Work to be completed – Carry on the article about gaming culture and politics during Summer Game Fest, picking up right after its last sentence.

Passage shown –
· · ·

A photo of the mural makes its way onto the Magic: The Gathering subreddit, albeit with a twist: It was clearly taken during a protest, with signs and flags framing it, which leads a moderator to step in and request that users avoid discussing politics. “Let’s just appreciate the picture,” they say.
“Considering the picture, this is a crazy ask,” one user replies.
Even with fascism almost literally knocking at the front door, some will prioritize the longstanding gaming culture tradition of sticking their fingers in their ears and ignoring inconvenient politics. It is a tendency born first and foremost of propaganda and privilege, but Ben Myres – the creative director of Relooted, a game about reclaiming African artifacts from Western museums that got announced during SGF and that’s getting lambasted online by all the usual suspects – has an additional explanation for the social consciousness divide between some game developers and some of the people who play games.
“To make a game… you have to be deeply empathetic, almost by default, because you're making something for someone else to experience,” he says. “But on the player side, you're used to being centered in the game. You become the center of that experience. So I think it changes something in your head: The entitlement manifests to such an extent because that's your default. The developers are used to creating something for someone else, while some people who play games are used to everything being about them."
Anti-ICE protests in LA reached the Hotel Figueroa mural at some point. This was shared in the MTG subreddit. Followed by the top comment from a mod. "Please no politics in the comments so we don't have to lock/remove. Let's just appreciate the picture."
— AmericanTruckSongs10 (@ethangach.bsky.social) 2025-06-10T21:25:40.612Z
Perhaps it’s an oversimplification, or just one beam that splits into a prism of problems, but a worthwhile question emerges: What will happen to the people raised in these pockets of gaming culture as political situations like those that occurred during Summer Game Fest become more common? As Aftermath contributor Autumn Wright pointed out, “imperialism and the consumerism are always happening all the time,” and with America turning its imperial tactics toward its own core, it is extremely likely that we’ll see more and more strange bedfellows of this sort, until they’re no longer strange at all. Protests, skirmishes, and riots outside of conventions, conferences, and concerts – maybe inside them too. People moving between one and the other, trying for as long as possible to maintain a sense of normalcy, to cosplay it even as industries enter freefall and infrastructure collapses. We’ve hit a tipping point, and unless the powers that be decide to suddenly stop agitating, we can’t turn back.

· · ·

Provided information –
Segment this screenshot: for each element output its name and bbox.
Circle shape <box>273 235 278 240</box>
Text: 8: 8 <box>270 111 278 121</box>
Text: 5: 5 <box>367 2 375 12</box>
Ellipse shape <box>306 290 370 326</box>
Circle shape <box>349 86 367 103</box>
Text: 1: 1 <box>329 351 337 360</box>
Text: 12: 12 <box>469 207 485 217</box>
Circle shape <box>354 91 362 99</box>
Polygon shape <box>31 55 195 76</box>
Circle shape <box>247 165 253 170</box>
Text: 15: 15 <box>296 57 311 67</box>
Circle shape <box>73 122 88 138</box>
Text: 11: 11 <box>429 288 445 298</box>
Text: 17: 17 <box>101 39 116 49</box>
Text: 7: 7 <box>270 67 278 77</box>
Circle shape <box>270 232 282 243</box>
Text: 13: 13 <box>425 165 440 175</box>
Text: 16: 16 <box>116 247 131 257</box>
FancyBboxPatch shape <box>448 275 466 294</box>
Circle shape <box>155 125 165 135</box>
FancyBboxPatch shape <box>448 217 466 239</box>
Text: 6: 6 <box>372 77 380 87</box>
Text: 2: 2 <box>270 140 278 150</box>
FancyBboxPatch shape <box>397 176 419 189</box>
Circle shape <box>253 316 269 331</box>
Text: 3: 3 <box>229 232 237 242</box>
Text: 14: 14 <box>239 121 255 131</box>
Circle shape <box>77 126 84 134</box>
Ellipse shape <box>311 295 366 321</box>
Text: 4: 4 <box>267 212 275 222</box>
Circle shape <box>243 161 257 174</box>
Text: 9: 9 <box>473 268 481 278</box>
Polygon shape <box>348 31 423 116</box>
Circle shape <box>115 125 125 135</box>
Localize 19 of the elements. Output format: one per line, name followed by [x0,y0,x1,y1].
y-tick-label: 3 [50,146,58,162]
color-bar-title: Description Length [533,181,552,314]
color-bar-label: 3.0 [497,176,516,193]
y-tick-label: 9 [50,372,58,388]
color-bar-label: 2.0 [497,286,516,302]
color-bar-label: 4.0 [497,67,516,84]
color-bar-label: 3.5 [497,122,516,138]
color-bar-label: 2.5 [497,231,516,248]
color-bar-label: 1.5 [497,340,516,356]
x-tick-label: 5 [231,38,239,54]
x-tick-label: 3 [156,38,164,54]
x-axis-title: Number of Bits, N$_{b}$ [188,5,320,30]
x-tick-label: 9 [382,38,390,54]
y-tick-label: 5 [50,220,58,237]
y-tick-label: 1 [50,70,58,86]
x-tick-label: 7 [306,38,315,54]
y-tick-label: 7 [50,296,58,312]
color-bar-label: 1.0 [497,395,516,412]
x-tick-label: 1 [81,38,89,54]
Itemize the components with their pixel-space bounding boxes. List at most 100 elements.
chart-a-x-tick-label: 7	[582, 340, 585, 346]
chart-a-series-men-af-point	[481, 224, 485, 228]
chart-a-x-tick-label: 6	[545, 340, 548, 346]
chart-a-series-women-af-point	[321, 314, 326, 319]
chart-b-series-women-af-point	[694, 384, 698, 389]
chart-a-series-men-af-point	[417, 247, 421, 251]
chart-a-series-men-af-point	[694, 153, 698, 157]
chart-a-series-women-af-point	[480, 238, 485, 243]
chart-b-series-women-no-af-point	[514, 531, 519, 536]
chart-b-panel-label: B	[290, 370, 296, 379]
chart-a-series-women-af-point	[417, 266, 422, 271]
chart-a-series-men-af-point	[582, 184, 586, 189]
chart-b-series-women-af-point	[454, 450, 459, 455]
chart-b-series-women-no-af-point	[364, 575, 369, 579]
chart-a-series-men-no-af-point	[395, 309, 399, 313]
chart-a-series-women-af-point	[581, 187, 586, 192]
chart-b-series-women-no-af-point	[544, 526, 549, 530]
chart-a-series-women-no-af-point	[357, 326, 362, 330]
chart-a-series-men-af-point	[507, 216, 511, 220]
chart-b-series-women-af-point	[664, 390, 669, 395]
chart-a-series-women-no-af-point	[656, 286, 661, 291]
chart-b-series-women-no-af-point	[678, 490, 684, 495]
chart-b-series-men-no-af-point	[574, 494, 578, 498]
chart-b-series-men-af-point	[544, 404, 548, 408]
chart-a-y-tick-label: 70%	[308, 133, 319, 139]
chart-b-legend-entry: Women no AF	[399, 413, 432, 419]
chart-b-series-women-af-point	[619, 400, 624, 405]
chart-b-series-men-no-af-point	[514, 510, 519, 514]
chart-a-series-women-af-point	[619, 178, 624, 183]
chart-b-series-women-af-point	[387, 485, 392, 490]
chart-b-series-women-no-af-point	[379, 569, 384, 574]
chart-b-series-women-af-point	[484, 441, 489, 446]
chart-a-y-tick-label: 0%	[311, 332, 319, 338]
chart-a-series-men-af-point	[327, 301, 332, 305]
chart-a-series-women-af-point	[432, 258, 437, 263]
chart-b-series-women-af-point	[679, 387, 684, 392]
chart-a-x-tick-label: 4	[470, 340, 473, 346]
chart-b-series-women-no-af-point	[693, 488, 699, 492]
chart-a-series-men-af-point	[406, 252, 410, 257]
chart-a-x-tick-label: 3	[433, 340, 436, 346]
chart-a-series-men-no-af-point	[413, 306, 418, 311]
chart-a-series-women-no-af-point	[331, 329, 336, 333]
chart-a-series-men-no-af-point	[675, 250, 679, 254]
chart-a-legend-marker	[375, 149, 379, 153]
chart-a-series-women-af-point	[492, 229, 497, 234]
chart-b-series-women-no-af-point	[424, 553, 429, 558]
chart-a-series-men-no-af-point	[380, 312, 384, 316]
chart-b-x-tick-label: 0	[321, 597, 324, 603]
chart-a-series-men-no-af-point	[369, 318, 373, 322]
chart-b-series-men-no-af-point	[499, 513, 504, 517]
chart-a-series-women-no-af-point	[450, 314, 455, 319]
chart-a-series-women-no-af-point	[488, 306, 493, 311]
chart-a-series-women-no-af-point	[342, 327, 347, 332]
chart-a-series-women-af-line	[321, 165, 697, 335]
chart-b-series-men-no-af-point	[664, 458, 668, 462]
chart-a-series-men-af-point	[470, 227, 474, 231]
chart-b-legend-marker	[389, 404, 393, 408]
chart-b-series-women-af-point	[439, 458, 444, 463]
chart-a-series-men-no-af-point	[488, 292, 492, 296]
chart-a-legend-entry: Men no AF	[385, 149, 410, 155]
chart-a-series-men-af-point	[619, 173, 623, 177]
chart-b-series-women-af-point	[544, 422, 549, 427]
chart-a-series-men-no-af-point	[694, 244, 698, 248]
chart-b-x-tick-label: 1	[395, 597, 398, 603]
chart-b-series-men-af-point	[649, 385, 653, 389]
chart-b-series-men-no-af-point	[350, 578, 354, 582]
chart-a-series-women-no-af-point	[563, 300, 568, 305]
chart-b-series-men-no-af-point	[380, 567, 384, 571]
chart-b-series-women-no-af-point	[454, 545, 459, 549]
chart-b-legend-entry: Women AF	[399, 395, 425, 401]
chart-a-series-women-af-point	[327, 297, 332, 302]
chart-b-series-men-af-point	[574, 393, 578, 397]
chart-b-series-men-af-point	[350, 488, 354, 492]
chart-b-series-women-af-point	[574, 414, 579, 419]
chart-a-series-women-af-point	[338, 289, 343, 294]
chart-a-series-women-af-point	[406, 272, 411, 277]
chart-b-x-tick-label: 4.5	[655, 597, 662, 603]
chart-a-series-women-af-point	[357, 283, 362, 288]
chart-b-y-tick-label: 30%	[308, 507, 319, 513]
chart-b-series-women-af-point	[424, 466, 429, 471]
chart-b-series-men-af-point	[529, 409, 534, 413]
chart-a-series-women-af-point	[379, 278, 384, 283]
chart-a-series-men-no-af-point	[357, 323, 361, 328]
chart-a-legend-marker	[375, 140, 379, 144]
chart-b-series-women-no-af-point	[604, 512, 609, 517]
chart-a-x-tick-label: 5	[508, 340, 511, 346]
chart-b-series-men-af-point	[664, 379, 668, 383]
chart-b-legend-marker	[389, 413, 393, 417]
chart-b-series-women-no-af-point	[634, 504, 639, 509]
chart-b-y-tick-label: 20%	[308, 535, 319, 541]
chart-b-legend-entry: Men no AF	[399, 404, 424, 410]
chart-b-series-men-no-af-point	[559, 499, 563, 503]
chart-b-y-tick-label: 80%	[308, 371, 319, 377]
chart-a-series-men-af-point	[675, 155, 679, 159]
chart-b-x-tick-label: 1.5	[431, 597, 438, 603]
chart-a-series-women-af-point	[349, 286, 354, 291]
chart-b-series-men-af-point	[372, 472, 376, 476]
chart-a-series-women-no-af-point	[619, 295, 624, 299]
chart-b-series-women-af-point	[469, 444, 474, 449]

· · ·

Response below –
In that sense, perhaps this year’s Summer Game Fest gave us the ultimate preview: one of the world to come. If that ends up being the case, great job, Geoff. You've really outdone yourself.
Despite this year’s Summer Game Fest being characterized by a pervasive disconnect, the events of the past week eliminated another, less obvious disconnect from previous years. As Minn/Max’s Janet Garcia writes in what was originally going to be a response to my questions about her time at Summer Game Fest, but which blossomed into a truly excellent standalone piece:
This is my third year at Summer Game Fest and with every year come disparaging comments about Los Angeles. It builds up quickly: “I hate downtown LA. I hate LAX. I hate how dirty it is here. I hate the sirens outside my hotel window. I hate the traffic. I hate how expensive the uber is tonight.” The list goes on.
LA’s biggest haters from the games industry would be quick to say they’re only here because they have to be for work. For some of them, that’s probably true. But for many I know that it is not. The reality is they wanted to attend SGF: for their own coverage, for the opportunities, to network, for the experience, that list goes on too.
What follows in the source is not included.